» Written request
Set down, in full, every record in the block.

» Stored items
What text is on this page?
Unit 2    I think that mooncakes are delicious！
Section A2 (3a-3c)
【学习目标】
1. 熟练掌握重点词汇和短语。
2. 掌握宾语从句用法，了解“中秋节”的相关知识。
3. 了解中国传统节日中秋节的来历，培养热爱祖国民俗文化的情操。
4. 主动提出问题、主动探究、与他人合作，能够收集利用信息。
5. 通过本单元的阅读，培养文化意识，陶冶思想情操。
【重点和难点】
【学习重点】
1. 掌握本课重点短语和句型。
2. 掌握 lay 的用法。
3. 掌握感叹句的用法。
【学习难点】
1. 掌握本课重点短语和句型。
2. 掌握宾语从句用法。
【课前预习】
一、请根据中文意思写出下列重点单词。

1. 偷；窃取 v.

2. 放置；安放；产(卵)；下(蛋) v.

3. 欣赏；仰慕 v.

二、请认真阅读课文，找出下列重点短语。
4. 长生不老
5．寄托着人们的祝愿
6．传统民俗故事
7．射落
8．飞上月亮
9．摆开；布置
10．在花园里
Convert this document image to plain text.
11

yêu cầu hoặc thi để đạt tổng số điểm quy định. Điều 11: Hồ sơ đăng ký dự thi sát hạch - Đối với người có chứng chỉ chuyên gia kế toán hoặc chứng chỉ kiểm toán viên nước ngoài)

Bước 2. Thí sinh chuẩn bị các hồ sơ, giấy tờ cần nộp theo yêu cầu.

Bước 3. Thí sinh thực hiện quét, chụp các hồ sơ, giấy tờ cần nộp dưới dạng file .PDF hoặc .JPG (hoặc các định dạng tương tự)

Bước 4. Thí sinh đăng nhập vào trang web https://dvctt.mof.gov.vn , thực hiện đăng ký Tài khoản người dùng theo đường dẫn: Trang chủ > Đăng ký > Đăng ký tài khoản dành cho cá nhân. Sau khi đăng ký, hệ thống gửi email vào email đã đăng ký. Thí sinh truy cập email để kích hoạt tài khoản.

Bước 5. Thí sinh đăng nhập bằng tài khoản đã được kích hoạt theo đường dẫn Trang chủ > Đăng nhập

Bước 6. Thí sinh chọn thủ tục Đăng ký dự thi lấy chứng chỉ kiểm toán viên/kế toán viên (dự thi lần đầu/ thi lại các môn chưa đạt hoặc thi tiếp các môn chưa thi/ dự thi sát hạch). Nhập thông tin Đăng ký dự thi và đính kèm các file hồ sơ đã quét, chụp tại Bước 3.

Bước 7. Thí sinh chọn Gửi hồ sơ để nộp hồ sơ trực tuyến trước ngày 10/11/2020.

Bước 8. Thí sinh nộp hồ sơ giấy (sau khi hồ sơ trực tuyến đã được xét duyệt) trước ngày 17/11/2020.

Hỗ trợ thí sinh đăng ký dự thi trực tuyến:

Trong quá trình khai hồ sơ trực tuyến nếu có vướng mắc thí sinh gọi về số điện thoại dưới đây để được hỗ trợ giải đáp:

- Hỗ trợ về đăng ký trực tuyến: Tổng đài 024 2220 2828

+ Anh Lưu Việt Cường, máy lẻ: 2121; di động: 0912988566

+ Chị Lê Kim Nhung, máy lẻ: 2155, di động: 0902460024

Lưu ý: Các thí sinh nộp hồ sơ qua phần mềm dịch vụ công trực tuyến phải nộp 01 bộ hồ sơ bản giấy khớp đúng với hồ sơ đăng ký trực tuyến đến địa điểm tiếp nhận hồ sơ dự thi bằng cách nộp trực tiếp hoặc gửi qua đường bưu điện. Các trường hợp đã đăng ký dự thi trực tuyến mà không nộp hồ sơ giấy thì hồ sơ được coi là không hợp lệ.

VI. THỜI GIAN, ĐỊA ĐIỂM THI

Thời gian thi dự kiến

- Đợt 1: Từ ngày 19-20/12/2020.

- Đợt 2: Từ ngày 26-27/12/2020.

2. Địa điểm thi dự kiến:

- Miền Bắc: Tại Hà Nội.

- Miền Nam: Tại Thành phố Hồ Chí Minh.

» Problem solution
What text is on this page?
Unit 2    I think that mooncakes are delicious！
Section A2 (3a-3c)
【学习目标】
1. 熟练掌握重点词汇和短语。
2. 掌握宾语从句用法，了解“中秋节”的相关知识。
3. 了解中国传统节日中秋节的来历，培养热爱祖国民俗文化的情操。
4. 主动提出问题、主动探究、与他人合作，能够收集利用信息。
5. 通过本单元的阅读，培养文化意识，陶冶思想情操。
【重点和难点】
【学习重点】
1. 掌握本课重点短语和句型。
2. 掌握 lay 的用法。
3. 掌握感叹句的用法。
【学习难点】
1. 掌握本课重点短语和句型。
2. 掌握宾语从句用法。
【课前预习】
一、请根据中文意思写出下列重点单词。

1. 偷；窃取 v.

2. 放置；安放；产(卵)；下(蛋) v.

3. 欣赏；仰慕 v.

二、请认真阅读课文，找出下列重点短语。
4. 长生不老
5．寄托着人们的祝愿
6．传统民俗故事
7．射落
8．飞上月亮
9．摆开；布置
10．在花园里
Convert this document image to plain text.
11

yêu cầu hoặc thi để đạt tổng số điểm quy định. Điều 11: Hồ sơ đăng ký dự thi sát hạch - Đối với người có chứng chỉ chuyên gia kế toán hoặc chứng chỉ kiểm toán viên nước ngoài)

Bước 2. Thí sinh chuẩn bị các hồ sơ, giấy tờ cần nộp theo yêu cầu.

Bước 3. Thí sinh thực hiện quét, chụp các hồ sơ, giấy tờ cần nộp dưới dạng file .PDF hoặc .JPG (hoặc các định dạng tương tự)

Bước 4. Thí sinh đăng nhập vào trang web https://dvctt.mof.gov.vn , thực hiện đăng ký Tài khoản người dùng theo đường dẫn: Trang chủ > Đăng ký > Đăng ký tài khoản dành cho cá nhân. Sau khi đăng ký, hệ thống gửi email vào email đã đăng ký. Thí sinh truy cập email để kích hoạt tài khoản.

Bước 5. Thí sinh đăng nhập bằng tài khoản đã được kích hoạt theo đường dẫn Trang chủ > Đăng nhập

Bước 6. Thí sinh chọn thủ tục Đăng ký dự thi lấy chứng chỉ kiểm toán viên/kế toán viên (dự thi lần đầu/ thi lại các môn chưa đạt hoặc thi tiếp các môn chưa thi/ dự thi sát hạch). Nhập thông tin Đăng ký dự thi và đính kèm các file hồ sơ đã quét, chụp tại Bước 3.

Bước 7. Thí sinh chọn Gửi hồ sơ để nộp hồ sơ trực tuyến trước ngày 10/11/2020.

Bước 8. Thí sinh nộp hồ sơ giấy (sau khi hồ sơ trực tuyến đã được xét duyệt) trước ngày 17/11/2020.

Hỗ trợ thí sinh đăng ký dự thi trực tuyến:

Trong quá trình khai hồ sơ trực tuyến nếu có vướng mắc thí sinh gọi về số điện thoại dưới đây để được hỗ trợ giải đáp:

- Hỗ trợ về đăng ký trực tuyến: Tổng đài 024 2220 2828

+ Anh Lưu Việt Cường, máy lẻ: 2121; di động: 0912988566

+ Chị Lê Kim Nhung, máy lẻ: 2155, di động: 0902460024

Lưu ý: Các thí sinh nộp hồ sơ qua phần mềm dịch vụ công trực tuyến phải nộp 01 bộ hồ sơ bản giấy khớp đúng với hồ sơ đăng ký trực tuyến đến địa điểm tiếp nhận hồ sơ dự thi bằng cách nộp trực tiếp hoặc gửi qua đường bưu điện. Các trường hợp đã đăng ký dự thi trực tuyến mà không nộp hồ sơ giấy thì hồ sơ được coi là không hợp lệ.

VI. THỜI GIAN, ĐỊA ĐIỂM THI

Thời gian thi dự kiến

- Đợt 1: Từ ngày 19-20/12/2020.

- Đợt 2: Từ ngày 26-27/12/2020.

2. Địa điểm thi dự kiến:

- Miền Bắc: Tại Hà Nội.

- Miền Nam: Tại Thành phố Hồ Chí Minh.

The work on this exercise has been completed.